--- BEGIN ---

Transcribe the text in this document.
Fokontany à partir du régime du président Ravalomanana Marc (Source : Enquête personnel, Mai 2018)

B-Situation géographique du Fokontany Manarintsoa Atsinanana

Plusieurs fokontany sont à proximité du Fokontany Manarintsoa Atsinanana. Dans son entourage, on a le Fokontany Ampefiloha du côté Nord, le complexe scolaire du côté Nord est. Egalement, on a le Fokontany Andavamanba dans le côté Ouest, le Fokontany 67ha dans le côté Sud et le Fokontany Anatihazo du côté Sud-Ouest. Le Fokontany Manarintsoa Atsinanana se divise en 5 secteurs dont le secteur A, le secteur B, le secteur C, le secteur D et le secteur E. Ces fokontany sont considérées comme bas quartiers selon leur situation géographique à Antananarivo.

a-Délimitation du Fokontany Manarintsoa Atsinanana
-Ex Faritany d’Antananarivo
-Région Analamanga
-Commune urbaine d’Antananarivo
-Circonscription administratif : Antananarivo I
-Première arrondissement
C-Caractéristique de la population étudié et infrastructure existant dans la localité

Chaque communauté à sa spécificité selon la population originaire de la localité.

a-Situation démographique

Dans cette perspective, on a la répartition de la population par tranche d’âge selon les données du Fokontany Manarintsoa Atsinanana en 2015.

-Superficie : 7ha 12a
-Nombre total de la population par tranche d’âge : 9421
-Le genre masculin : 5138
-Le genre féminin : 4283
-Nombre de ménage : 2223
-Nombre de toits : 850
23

--- END ---

▶ [Written instruction] Every line of the listing that holds "Antananarivo" should be found and copied.

▶ [Answer below]
Plusieurs fokontany sont à proximité du Fokontany Manarintsoa Atsinanana. Dans son entourage, on a le Fokontany Ampefiloha du côté Nord, le complexe scolaire du côté Nord est. Egalement, on a le Fokontany Andavamanba dans le côté Ouest, le Fokontany 67ha dans le côté Sud et le Fokontany Anatihazo du côté Sud-Ouest. Le Fokontany Manarintsoa Atsinanana se divise en 5 secteurs dont le secteur A, le secteur B, le secteur C, le secteur D et le secteur E. Ces fokontany sont considérées comme bas quartiers selon leur situation géographique à Antananarivo.
-Ex Faritany d’Antananarivo
-Commune urbaine d’Antananarivo
-Circonscription administratif : Antananarivo I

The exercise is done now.